***** SUPPLIED DATA

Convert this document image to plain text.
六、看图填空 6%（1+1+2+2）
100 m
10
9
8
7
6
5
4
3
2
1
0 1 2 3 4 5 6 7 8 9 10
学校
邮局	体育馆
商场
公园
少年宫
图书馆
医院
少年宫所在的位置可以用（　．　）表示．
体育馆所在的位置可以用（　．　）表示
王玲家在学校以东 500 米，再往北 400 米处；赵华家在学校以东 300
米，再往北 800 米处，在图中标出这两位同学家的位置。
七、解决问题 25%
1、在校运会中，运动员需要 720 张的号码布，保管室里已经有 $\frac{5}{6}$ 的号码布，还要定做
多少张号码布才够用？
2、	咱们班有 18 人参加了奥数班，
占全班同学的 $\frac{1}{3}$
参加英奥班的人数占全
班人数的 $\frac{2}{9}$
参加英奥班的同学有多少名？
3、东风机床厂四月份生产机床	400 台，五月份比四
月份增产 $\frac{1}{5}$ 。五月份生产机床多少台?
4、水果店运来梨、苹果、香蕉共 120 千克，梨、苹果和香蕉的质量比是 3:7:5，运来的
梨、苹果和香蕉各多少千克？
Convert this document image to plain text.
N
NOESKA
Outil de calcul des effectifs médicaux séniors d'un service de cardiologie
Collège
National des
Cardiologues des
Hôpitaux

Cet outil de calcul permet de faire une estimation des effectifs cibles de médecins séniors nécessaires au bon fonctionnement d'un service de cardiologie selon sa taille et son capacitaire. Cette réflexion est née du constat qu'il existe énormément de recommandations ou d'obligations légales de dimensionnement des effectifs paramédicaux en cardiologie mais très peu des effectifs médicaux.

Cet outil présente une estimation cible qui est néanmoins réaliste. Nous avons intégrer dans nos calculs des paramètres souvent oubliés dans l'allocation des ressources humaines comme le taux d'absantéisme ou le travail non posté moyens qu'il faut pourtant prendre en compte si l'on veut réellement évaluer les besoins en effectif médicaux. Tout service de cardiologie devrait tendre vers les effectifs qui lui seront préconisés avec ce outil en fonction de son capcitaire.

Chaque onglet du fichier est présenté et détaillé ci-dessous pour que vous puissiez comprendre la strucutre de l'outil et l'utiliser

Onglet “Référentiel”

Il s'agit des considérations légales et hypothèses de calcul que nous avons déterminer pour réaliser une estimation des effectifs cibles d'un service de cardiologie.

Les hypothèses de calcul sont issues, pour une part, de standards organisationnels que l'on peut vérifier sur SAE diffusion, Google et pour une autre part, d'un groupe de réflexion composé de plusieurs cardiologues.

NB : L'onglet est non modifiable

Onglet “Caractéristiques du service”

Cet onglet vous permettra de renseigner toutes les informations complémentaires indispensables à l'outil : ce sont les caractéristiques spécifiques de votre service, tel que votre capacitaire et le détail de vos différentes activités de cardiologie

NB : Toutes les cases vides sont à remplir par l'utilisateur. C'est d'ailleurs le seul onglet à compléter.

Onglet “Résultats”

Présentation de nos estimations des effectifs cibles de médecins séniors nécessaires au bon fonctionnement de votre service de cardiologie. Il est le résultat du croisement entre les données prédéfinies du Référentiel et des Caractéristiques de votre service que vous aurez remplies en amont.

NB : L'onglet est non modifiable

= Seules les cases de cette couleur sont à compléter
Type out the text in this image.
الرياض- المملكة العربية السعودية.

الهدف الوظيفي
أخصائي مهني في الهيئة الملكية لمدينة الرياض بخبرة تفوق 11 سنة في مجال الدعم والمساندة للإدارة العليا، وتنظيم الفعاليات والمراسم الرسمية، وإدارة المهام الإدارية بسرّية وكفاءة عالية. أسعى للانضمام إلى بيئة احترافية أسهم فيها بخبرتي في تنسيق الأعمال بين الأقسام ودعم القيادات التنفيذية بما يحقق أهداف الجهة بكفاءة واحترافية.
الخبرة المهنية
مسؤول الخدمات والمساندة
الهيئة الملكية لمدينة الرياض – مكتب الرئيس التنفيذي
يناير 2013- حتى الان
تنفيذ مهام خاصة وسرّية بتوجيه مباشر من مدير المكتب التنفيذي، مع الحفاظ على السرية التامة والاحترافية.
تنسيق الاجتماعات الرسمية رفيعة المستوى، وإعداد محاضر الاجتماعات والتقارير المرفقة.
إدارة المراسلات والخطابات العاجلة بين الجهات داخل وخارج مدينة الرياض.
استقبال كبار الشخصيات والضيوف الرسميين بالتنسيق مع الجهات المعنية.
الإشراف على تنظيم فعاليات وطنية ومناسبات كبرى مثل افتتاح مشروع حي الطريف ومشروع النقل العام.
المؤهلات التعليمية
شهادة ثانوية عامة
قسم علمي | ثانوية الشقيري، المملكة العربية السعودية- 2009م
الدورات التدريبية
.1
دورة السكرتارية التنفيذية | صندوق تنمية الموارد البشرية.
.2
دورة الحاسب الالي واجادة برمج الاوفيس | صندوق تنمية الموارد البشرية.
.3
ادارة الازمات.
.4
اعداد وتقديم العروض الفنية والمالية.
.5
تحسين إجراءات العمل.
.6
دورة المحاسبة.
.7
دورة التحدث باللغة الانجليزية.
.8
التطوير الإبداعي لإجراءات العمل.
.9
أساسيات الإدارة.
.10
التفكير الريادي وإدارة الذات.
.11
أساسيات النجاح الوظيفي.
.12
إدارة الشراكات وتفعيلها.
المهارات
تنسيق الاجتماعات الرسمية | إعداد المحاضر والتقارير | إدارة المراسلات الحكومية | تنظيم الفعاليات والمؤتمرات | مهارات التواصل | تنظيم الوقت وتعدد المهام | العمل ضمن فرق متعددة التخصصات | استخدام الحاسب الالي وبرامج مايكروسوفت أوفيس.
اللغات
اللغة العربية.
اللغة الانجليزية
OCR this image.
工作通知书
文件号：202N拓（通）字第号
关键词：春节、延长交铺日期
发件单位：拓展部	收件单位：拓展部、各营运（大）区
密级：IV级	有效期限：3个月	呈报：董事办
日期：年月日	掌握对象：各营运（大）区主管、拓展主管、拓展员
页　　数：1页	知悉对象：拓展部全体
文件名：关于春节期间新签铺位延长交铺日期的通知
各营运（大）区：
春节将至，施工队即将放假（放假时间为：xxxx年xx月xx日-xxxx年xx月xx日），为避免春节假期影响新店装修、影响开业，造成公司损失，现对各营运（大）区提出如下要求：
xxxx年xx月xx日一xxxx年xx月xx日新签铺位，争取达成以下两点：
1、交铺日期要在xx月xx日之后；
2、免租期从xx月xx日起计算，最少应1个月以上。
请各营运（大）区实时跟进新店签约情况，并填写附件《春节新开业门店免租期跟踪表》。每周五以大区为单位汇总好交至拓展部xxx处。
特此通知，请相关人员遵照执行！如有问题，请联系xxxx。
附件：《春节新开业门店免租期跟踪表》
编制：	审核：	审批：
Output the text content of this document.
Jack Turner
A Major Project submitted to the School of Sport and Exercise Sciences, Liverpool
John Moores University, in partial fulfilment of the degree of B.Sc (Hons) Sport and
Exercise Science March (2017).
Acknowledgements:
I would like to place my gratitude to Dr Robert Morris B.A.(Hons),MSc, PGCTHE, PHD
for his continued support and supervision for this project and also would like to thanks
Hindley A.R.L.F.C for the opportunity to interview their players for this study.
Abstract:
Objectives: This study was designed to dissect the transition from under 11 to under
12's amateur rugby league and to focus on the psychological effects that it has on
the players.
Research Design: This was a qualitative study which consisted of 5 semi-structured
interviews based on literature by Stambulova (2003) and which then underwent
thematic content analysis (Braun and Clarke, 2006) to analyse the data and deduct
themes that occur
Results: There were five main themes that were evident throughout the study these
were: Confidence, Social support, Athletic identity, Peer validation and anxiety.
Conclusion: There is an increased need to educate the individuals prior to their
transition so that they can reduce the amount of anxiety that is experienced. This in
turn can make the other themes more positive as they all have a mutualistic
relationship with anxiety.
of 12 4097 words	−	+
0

**********

▶ _TO DO_: In the listing, find all lines with the string "nécessaires" and copy them.

▶ _WRITTEN ANSWER_:
Cet outil de calcul permet de faire une estimation des effectifs cibles de médecins séniors nécessaires au bon fonctionnement d'un service de cardiologie selon sa taille et son capacitaire. Cette réflexion est née du constat qu'il existe énormément de recommandations ou d'obligations légales de dimensionnement des effectifs paramédicaux en cardiologie mais très peu des effectifs médicaux.
Présentation de nos estimations des effectifs cibles de médecins séniors nécessaires au bon fonctionnement de votre service de cardiologie. Il est le résultat du croisement entre les données prédéfinies du Référentiel et des Caractéristiques de votre service que vous aurez remplies en amont.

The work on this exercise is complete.